[Dataset records of page text]

[Start of section]

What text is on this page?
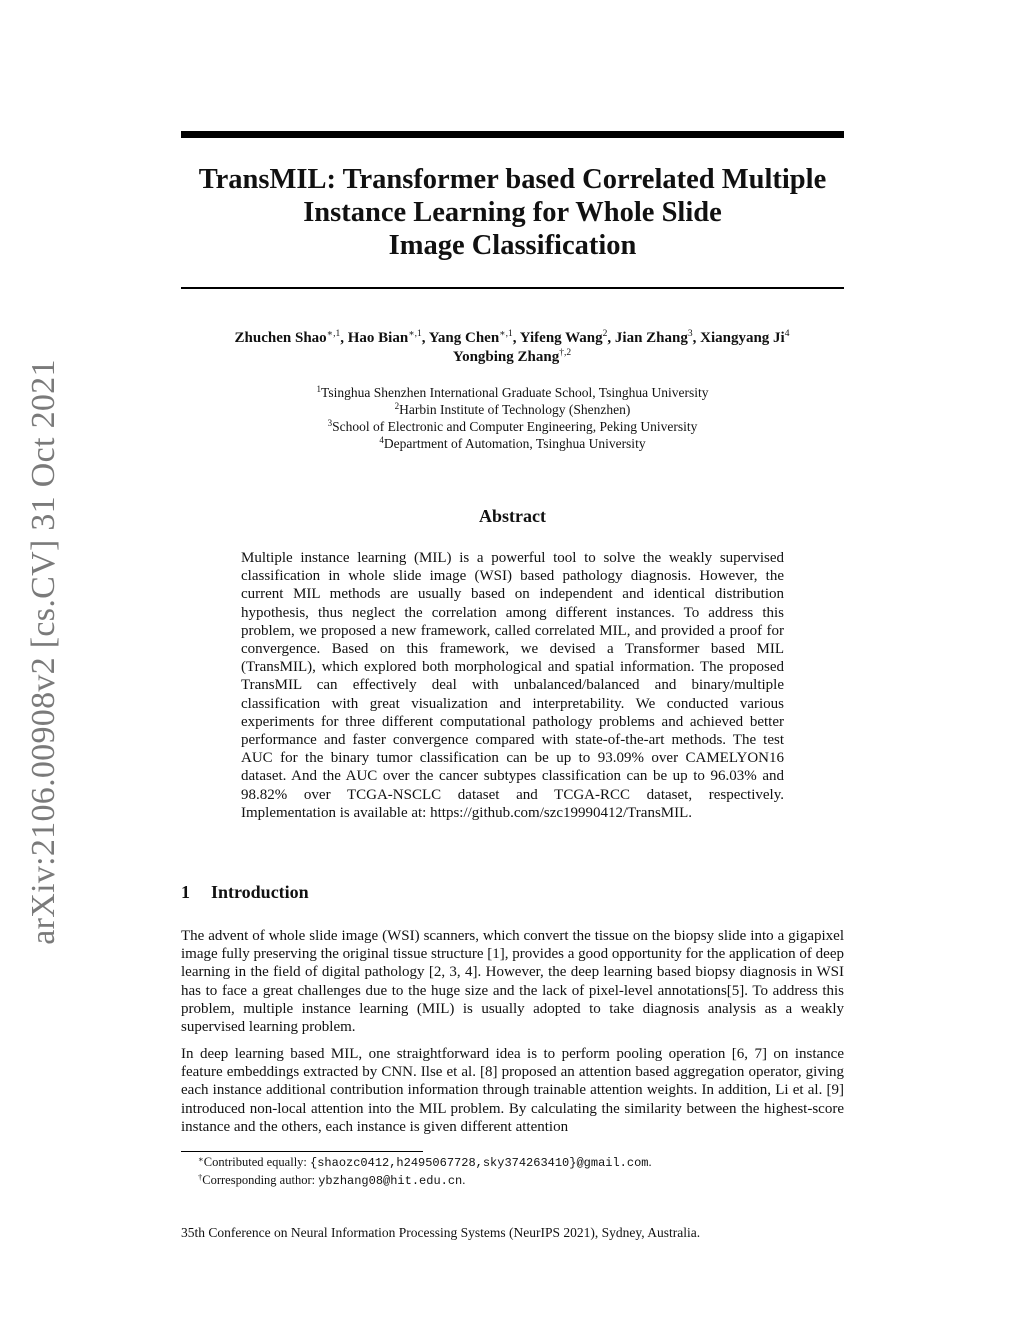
arXiv:2106.00908v2 [cs.CV] 31 Oct 2021
TransMIL: Transformer based Correlated Multiple
Instance Learning for Whole Slide
Image Classification
Zhuchen Shao$^{∗,1}$, Hao Bian$^{∗,1}$, Yang Chen$^{∗,1}$, Yifeng Wang$^2$, Jian Zhang$^3$, Xiangyang Ji$^4$
Yongbing Zhang$^{\dagger,2}$
$^1$Tsinghua Shenzhen International Graduate School, Tsinghua University
$^2$Harbin Institute of Technology (Shenzhen)
$^3$School of Electronic and Computer Engineering, Peking University
$^4$Department of Automation, Tsinghua University
Abstract

Multiple instance learning (MIL) is a powerful tool to solve the weakly supervised classification in whole slide image (WSI) based pathology diagnosis. However, the current MIL methods are usually based on independent and identical distribution hypothesis, thus neglect the correlation among different instances. To address this problem, we proposed a new framework, called correlated MIL, and provided a proof for convergence. Based on this framework, we devised a Transformer based MIL (TransMIL), which explored both morphological and spatial information. The proposed TransMIL can effectively deal with unbalanced/balanced and binary/multiple classification with great visualization and interpretability. We conducted various experiments for three different computational pathology problems and achieved better performance and faster convergence compared with state-of-the-art methods. The test AUC for the binary tumor classification can be up to 93.09% over CAMELYON16 dataset. And the AUC over the cancer subtypes classification can be up to 96.03% and 98.82% over TCGA-NSCLC dataset and TCGA-RCC dataset, respectively. Implementation is available at: https://github.com/szc19990412/TransMIL.

1 Introduction

The advent of whole slide image (WSI) scanners, which convert the tissue on the biopsy slide into a gigapixel image fully preserving the original tissue structure [1], provides a good opportunity for the application of deep learning in the field of digital pathology [2, 3, 4]. However, the deep learning based biopsy diagnosis in WSI has to face a great challenges due to the huge size and the lack of pixel-level annotations[5]. To address this problem, multiple instance learning (MIL) is usually adopted to take diagnosis analysis as a weakly supervised learning problem.

In deep learning based MIL, one straightforward idea is to perform pooling operation [6, 7] on instance feature embeddings extracted by CNN. Ilse et al. [8] proposed an attention based aggregation operator, giving each instance additional contribution information through trainable attention weights. In addition, Li et al. [9] introduced non-local attention into the MIL problem. By calculating the similarity between the highest-score instance and the others, each instance is given different attention

∗Contributed equally: {shaozc0412,h2495067728,sky374263410}@gmail.com.
†Corresponding author: ybzhang08@hit.edu.cn.
35th Conference on Neural Information Processing Systems (NeurIPS 2021), Sydney, Australia.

[End of section]

→ **What this task involves**
All lines in the records above with "deep" need to be found and copied.

→ **Exercise solution**
The advent of whole slide image (WSI) scanners, which convert the tissue on the biopsy slide into a gigapixel image fully preserving the original tissue structure [1], provides a good opportunity for the application of deep learning in the field of digital pathology [2, 3, 4]. However, the deep learning based biopsy diagnosis in WSI has to face a great challenges due to the huge size and the lack of pixel-level annotations[5]. To address this problem, multiple instance learning (MIL) is usually adopted to take diagnosis analysis as a weakly supervised learning problem.
In deep learning based MIL, one straightforward idea is to perform pooling operation [6, 7] on instance feature embeddings extracted by CNN. Ilse et al. [8] proposed an attention based aggregation operator, giving each instance additional contribution information through trainable attention weights. In addition, Li et al. [9] introduced non-local attention into the MIL problem. By calculating the similarity between the highest-score instance and the others, each instance is given different attention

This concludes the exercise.